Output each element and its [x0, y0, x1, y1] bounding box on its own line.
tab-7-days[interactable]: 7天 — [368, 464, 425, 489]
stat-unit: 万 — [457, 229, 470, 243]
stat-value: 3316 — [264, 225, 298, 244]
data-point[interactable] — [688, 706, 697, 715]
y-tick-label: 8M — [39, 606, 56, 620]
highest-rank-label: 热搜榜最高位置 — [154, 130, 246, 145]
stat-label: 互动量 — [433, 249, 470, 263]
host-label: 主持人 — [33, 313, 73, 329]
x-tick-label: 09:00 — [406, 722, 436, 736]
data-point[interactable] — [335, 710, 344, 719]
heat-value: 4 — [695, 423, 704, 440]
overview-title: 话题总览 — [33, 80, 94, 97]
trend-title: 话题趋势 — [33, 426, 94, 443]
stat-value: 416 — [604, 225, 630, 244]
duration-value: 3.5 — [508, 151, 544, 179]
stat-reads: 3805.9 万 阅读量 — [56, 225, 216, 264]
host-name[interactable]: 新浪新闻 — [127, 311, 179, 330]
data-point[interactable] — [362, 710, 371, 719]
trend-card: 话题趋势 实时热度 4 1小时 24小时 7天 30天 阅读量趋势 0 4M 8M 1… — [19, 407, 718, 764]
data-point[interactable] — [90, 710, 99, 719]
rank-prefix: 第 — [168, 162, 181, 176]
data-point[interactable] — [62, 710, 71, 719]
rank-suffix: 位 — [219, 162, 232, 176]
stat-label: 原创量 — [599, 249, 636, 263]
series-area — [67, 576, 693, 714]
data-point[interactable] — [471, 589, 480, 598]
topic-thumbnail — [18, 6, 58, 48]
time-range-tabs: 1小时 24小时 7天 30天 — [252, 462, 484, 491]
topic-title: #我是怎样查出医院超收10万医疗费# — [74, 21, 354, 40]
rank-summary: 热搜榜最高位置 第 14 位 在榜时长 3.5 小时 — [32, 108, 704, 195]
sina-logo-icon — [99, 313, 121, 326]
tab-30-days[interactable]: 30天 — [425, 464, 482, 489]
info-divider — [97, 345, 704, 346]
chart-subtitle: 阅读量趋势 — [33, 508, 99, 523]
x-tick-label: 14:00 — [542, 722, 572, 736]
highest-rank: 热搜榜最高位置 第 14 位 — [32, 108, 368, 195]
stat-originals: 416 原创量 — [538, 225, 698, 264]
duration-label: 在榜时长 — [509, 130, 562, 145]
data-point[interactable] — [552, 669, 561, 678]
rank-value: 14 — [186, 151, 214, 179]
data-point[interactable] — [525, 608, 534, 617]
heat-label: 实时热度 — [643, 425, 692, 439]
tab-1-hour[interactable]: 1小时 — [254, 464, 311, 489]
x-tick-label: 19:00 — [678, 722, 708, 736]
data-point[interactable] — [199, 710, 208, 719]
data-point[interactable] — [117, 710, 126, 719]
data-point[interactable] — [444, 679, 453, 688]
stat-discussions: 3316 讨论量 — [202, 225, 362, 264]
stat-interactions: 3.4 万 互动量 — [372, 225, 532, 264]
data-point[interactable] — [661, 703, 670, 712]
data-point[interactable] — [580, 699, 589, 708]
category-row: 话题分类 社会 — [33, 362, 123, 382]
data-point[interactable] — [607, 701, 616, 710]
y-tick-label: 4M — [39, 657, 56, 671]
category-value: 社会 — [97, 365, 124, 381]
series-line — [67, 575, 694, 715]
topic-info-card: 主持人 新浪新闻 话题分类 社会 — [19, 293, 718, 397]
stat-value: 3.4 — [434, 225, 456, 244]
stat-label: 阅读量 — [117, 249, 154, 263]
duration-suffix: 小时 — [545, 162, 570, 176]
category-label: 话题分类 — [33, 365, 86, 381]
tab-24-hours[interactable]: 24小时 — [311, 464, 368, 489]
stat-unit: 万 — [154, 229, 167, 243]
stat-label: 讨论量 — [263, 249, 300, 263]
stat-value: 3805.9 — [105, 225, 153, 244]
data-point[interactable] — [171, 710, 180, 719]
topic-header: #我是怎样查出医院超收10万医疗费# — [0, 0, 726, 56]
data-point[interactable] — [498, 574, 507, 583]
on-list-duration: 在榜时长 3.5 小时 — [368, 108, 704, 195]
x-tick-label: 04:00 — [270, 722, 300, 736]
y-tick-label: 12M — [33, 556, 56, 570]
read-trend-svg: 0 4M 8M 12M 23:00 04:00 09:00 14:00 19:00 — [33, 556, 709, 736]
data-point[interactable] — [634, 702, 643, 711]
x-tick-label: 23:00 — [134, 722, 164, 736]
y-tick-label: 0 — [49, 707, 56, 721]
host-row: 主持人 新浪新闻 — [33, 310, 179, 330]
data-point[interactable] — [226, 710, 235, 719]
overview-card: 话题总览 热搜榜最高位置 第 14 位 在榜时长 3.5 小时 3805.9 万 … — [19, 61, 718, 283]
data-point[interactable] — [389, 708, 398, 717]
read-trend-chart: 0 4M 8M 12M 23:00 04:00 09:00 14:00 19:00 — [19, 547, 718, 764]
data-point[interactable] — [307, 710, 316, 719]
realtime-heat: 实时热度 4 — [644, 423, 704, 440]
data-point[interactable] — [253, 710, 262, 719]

------------------------

• PROBLEM DESCRIPTION:
Convert every line of the records above into a JSON list of strings, with one string per line and blank lines omitted.

• ANSWER BELOW:
[
  "Output each element and its [x0, y0, x1, y1] bounding box on its own line.",
  "tab-7-days[interactable]: 7天 — [368, 464, 425, 489]",
  "stat-unit: 万 — [457, 229, 470, 243]",
  "stat-value: 3316 — [264, 225, 298, 244]",
  "data-point[interactable] — [688, 706, 697, 715]",
  "y-tick-label: 8M — [39, 606, 56, 620]",
  "highest-rank-label: 热搜榜最高位置 — [154, 130, 246, 145]",
  "stat-label: 互动量 — [433, 249, 470, 263]",
  "host-label: 主持人 — [33, 313, 73, 329]",
  "x-tick-label: 09:00 — [406, 722, 436, 736]",
  "data-point[interactable] — [335, 710, 344, 719]",
  "heat-value: 4 — [695, 423, 704, 440]",
  "overview-title: 话题总览 — [33, 80, 94, 97]",
  "trend-title: 话题趋势 — [33, 426, 94, 443]",
  "stat-value: 416 — [604, 225, 630, 244]",
  "duration-value: 3.5 — [508, 151, 544, 179]",
  "stat-reads: 3805.9 万 阅读量 — [56, 225, 216, 264]",
  "host-name[interactable]: 新浪新闻 — [127, 311, 179, 330]",
  "data-point[interactable] — [362, 710, 371, 719]",
  "trend-card: 话题趋势 实时热度 4 1小时 24小时 7天 30天 阅读量趋势 0 4M 8M 1… — [19, 407, 718, 764]",
  "data-point[interactable] — [90, 710, 99, 719]",
  "rank-prefix: 第 — [168, 162, 181, 176]",
  "data-point[interactable] — [62, 710, 71, 719]",
  "rank-suffix: 位 — [219, 162, 232, 176]",
  "stat-label: 原创量 — [599, 249, 636, 263]",
  "series-area — [67, 576, 693, 714]",
  "data-point[interactable] — [471, 589, 480, 598]",
  "topic-thumbnail — [18, 6, 58, 48]",
  "time-range-tabs: 1小时 24小时 7天 30天 — [252, 462, 484, 491]",
  "topic-title: #我是怎样查出医院超收10万医疗费# — [74, 21, 354, 40]",
  "rank-summary: 热搜榜最高位置 第 14 位 在榜时长 3.5 小时 — [32, 108, 704, 195]",
  "sina-logo-icon — [99, 313, 121, 326]",
  "tab-30-days[interactable]: 30天 — [425, 464, 482, 489]",
  "info-divider — [97, 345, 704, 346]",
  "chart-subtitle: 阅读量趋势 — [33, 508, 99, 523]",
  "x-tick-label: 14:00 — [542, 722, 572, 736]",
  "highest-rank: 热搜榜最高位置 第 14 位 — [32, 108, 368, 195]",
  "stat-originals: 416 原创量 — [538, 225, 698, 264]",
  "duration-label: 在榜时长 — [509, 130, 562, 145]",
  "data-point[interactable] — [552, 669, 561, 678]",
  "rank-value: 14 — [186, 151, 214, 179]",
  "data-point[interactable] — [525, 608, 534, 617]",
  "heat-label: 实时热度 — [643, 425, 692, 439]",
  "tab-1-hour[interactable]: 1小时 — [254, 464, 311, 489]",
  "x-tick-label: 19:00 — [678, 722, 708, 736]",
  "data-point[interactable] — [199, 710, 208, 719]",
  "data-point[interactable] — [117, 710, 126, 719]",
  "data-point[interactable] — [444, 679, 453, 688]",
  "stat-discussions: 3316 讨论量 — [202, 225, 362, 264]",
  "stat-interactions: 3.4 万 互动量 — [372, 225, 532, 264]",
  "data-point[interactable] — [661, 703, 670, 712]",
  "data-point[interactable] — [580, 699, 589, 708]",
  "category-row: 话题分类 社会 — [33, 362, 123, 382]",
  "data-point[interactable] — [607, 701, 616, 710]",
  "y-tick-label: 4M — [39, 657, 56, 671]",
  "category-value: 社会 — [97, 365, 124, 381]",
  "series-line — [67, 575, 694, 715]",
  "topic-info-card: 主持人 新浪新闻 话题分类 社会 — [19, 293, 718, 397]",
  "stat-value: 3.4 — [434, 225, 456, 244]",
  "stat-label: 阅读量 — [117, 249, 154, 263]",
  "duration-suffix: 小时 — [545, 162, 570, 176]",
  "category-label: 话题分类 — [33, 365, 86, 381]",
  "tab-24-hours[interactable]: 24小时 — [311, 464, 368, 489]",
  "stat-unit: 万 — [154, 229, 167, 243]",
  "stat-label: 讨论量 — [263, 249, 300, 263]",
  "stat-value: 3805.9 — [105, 225, 153, 244]",
  "data-point[interactable] — [171, 710, 180, 719]",
  "topic-header: #我是怎样查出医院超收10万医疗费# — [0, 0, 726, 56]",
  "data-point[interactable] — [498, 574, 507, 583]",
  "on-list-duration: 在榜时长 3.5 小时 — [368, 108, 704, 195]",
  "x-tick-label: 04:00 — [270, 722, 300, 736]",
  "y-tick-label: 12M — [33, 556, 56, 570]",
  "read-trend-svg: 0 4M 8M 12M 23:00 04:00 09:00 14:00 19:00 — [33, 556, 709, 736]",
  "data-point[interactable] — [634, 702, 643, 711]",
  "x-tick-label: 23:00 — [134, 722, 164, 736]",
  "y-tick-label: 0 — [49, 707, 56, 721]",
  "host-row: 主持人 新浪新闻 — [33, 310, 179, 330]",
  "data-point[interactable] — [226, 710, 235, 719]",
  "overview-card: 话题总览 热搜榜最高位置 第 14 位 在榜时长 3.5 小时 3805.9 万 … — [19, 61, 718, 283]",
  "data-point[interactable] — [389, 708, 398, 717]",
  "read-trend-chart: 0 4M 8M 12M 23:00 04:00 09:00 14:00 19:00 — [19, 547, 718, 764]",
  "data-point[interactable] — [307, 710, 316, 719]",
  "realtime-heat: 实时热度 4 — [644, 423, 704, 440]",
  "data-point[interactable] — [253, 710, 262, 719]"
]